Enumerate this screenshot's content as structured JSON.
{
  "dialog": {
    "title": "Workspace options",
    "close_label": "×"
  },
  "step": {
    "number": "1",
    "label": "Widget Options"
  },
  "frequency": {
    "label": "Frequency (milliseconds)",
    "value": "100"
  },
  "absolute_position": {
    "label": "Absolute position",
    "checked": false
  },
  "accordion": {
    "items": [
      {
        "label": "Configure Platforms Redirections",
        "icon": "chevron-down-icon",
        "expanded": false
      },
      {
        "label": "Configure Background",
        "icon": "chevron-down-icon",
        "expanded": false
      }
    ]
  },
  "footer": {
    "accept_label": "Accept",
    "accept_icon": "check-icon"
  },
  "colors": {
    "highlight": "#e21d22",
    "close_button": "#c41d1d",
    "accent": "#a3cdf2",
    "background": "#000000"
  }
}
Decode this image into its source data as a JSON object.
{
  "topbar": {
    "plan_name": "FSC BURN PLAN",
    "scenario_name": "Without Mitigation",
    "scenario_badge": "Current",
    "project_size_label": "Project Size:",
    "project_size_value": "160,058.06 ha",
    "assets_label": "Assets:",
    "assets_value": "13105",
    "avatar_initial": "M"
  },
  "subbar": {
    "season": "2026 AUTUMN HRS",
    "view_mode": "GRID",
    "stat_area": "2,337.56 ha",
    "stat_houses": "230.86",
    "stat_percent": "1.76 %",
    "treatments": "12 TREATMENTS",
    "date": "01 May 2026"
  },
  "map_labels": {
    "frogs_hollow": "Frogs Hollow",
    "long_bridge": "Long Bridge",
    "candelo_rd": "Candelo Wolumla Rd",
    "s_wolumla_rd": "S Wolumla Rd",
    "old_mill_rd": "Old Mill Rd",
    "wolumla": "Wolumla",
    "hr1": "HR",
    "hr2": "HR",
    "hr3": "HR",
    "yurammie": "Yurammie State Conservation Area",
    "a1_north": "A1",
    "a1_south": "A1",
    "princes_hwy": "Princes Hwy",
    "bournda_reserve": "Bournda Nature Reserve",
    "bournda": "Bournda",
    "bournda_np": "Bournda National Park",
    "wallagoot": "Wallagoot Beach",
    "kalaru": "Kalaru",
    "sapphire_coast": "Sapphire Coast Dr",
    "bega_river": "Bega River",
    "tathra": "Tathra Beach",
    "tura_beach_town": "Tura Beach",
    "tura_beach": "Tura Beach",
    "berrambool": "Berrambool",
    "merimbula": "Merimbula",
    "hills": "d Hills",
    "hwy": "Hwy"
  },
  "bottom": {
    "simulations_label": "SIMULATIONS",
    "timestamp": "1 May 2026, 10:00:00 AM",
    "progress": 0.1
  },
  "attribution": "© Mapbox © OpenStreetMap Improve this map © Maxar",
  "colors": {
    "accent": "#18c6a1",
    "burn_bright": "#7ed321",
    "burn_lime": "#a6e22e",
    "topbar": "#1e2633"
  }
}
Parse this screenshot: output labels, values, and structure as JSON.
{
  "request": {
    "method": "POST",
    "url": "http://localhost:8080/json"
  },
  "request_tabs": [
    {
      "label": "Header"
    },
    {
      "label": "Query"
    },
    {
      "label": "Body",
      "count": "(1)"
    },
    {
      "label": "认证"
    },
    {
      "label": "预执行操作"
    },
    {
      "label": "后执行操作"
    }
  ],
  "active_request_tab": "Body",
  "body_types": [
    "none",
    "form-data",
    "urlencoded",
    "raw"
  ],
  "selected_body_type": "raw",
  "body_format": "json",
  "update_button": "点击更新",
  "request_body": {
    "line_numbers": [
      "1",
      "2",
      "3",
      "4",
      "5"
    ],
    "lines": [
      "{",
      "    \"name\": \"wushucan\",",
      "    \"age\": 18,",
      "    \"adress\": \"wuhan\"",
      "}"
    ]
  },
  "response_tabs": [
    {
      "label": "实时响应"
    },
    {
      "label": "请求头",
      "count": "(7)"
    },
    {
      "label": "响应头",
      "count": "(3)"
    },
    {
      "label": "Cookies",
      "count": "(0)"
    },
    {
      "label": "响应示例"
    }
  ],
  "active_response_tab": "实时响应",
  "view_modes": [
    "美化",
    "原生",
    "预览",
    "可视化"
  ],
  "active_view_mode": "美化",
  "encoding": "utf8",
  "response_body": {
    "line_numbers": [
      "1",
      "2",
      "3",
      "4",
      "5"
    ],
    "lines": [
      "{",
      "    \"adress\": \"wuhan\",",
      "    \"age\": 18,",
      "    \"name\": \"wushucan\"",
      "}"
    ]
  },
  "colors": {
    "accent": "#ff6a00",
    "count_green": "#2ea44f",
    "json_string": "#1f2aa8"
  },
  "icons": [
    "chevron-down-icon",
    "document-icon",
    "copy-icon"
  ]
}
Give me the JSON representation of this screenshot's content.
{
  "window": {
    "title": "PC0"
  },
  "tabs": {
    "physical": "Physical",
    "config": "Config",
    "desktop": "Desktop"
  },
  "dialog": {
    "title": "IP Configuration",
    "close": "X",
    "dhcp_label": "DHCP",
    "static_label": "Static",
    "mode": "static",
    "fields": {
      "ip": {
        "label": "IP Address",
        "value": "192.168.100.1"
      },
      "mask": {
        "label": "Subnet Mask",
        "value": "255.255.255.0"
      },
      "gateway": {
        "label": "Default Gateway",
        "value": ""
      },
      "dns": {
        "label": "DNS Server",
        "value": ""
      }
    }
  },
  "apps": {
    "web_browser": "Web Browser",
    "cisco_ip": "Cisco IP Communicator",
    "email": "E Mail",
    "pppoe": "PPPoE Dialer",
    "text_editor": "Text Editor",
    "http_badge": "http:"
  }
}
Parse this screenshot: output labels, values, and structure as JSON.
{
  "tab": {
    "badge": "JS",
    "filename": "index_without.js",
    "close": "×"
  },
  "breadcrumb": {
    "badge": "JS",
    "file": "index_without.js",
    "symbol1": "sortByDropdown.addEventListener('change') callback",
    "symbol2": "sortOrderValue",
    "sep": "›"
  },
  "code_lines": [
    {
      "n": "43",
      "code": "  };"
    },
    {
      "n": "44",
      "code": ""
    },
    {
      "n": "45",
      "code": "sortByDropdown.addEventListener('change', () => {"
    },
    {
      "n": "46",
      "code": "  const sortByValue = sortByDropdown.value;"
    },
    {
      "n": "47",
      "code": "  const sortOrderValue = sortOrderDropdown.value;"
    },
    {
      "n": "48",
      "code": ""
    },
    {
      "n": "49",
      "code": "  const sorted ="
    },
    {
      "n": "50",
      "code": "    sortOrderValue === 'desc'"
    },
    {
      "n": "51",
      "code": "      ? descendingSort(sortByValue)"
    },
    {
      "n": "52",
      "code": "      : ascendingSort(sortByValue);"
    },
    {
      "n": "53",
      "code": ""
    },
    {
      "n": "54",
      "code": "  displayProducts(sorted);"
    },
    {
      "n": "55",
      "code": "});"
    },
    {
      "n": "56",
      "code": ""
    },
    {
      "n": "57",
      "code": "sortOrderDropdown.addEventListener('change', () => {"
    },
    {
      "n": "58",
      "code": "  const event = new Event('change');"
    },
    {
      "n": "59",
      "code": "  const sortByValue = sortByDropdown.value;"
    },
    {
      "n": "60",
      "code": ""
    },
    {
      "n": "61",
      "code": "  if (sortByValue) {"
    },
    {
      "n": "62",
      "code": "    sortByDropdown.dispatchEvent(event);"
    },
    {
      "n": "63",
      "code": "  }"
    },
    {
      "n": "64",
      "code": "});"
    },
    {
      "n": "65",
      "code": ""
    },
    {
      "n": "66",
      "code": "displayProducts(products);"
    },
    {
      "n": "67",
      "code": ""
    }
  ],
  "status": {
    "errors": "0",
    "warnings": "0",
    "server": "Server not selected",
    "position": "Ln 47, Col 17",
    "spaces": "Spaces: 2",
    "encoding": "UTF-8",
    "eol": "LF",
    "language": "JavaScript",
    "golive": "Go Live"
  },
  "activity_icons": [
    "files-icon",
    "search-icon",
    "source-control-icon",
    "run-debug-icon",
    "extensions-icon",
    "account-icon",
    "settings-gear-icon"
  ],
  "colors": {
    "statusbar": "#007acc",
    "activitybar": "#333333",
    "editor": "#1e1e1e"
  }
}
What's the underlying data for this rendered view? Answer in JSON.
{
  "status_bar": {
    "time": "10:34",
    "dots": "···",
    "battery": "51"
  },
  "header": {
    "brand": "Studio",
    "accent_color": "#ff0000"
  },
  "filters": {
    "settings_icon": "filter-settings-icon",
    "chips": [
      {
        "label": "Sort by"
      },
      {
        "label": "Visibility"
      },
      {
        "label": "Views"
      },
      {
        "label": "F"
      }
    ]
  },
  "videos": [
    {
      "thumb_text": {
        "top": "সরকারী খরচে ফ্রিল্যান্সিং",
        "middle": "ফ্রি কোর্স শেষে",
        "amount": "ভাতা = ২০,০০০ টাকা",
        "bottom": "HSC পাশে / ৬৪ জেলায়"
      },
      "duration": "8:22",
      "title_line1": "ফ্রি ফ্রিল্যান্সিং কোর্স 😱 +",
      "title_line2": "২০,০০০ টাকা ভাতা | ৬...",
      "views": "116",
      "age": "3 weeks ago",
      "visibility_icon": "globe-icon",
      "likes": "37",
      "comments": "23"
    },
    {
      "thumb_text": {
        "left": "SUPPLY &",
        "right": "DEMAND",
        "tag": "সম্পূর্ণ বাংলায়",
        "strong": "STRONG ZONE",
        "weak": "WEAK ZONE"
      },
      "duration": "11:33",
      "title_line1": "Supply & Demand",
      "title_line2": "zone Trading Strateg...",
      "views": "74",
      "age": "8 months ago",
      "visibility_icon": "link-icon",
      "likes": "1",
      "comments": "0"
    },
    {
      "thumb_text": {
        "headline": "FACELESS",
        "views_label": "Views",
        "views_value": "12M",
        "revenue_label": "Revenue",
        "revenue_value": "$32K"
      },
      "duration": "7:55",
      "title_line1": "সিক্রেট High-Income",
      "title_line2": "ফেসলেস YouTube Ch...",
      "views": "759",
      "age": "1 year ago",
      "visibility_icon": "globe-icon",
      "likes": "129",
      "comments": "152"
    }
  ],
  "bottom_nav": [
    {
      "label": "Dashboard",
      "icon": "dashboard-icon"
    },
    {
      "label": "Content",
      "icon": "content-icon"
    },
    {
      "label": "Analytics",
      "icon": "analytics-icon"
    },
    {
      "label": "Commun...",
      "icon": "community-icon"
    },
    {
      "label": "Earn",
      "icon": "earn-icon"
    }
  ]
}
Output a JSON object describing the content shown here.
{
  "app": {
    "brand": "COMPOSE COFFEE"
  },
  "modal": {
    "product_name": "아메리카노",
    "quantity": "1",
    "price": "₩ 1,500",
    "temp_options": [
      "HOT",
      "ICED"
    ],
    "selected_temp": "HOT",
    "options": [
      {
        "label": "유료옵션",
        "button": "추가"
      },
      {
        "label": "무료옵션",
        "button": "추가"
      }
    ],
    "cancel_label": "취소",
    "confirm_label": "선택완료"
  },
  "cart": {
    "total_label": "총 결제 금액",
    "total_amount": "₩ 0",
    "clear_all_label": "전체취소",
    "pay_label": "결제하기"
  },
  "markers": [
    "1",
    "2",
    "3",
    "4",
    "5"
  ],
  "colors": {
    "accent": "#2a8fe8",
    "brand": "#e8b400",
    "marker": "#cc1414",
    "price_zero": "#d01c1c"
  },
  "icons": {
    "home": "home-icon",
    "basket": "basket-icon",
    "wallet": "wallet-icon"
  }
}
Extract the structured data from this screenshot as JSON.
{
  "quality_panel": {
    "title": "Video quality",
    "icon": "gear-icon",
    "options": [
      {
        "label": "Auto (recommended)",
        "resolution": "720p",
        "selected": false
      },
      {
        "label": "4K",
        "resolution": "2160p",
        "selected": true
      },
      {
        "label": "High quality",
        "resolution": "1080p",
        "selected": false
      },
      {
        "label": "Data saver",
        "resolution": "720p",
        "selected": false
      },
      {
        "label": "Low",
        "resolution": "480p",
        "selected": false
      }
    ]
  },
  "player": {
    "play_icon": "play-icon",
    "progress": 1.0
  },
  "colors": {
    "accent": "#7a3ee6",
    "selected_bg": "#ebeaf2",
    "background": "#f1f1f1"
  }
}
-=-=-
→ Task goal
Copy every line of the data that holds the string "sortOrderDropdown".

→ Task result
      "code": "  const sortOrderValue = sortOrderDropdown.value;"
      "code": "sortOrderDropdown.addEventListener('change', () => {"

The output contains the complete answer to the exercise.